> _Required task_
Every entry below must be repeated exactly; skip the pictures.

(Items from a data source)
····················
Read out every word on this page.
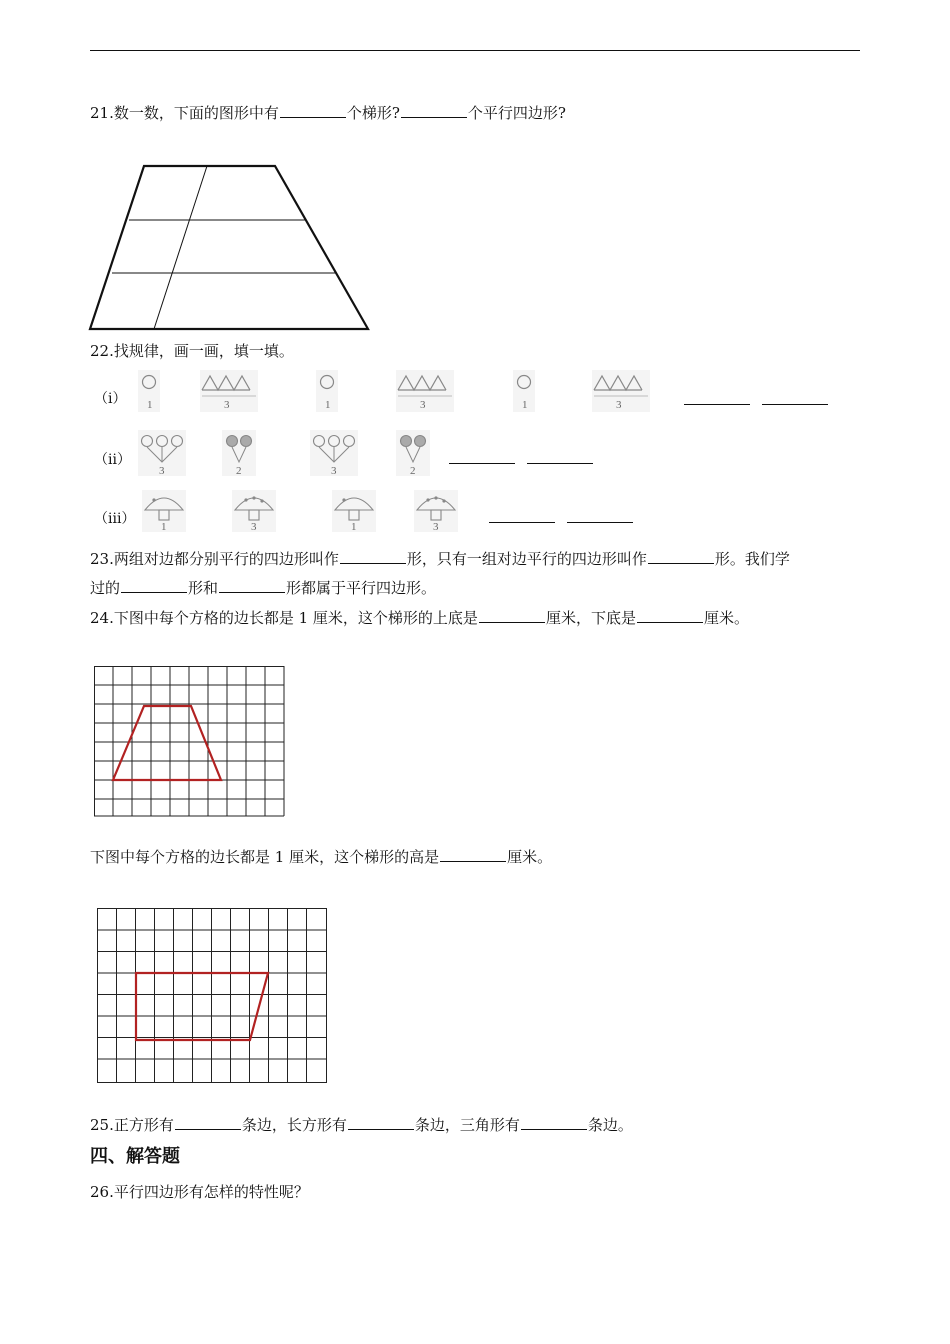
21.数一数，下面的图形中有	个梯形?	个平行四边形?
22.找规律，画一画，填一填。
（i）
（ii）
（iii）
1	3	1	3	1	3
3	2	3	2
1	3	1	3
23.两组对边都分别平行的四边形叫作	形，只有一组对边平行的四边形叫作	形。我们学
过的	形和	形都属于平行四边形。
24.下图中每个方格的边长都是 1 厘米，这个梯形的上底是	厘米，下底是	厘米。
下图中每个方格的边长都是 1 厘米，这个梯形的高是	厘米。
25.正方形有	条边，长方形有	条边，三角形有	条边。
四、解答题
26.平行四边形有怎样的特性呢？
····················
> _Output of the task_
Read out every word on this page.
21.数一数，下面的图形中有	个梯形?	个平行四边形?
22.找规律，画一画，填一填。
（i）
（ii）
（iii）
1	3	1	3	1	3
3	2	3	2
1	3	1	3
23.两组对边都分别平行的四边形叫作	形，只有一组对边平行的四边形叫作	形。我们学
过的	形和	形都属于平行四边形。
24.下图中每个方格的边长都是 1 厘米，这个梯形的上底是	厘米，下底是	厘米。
下图中每个方格的边长都是 1 厘米，这个梯形的高是	厘米。
25.正方形有	条边，长方形有	条边，三角形有	条边。
四、解答题
26.平行四边形有怎样的特性呢？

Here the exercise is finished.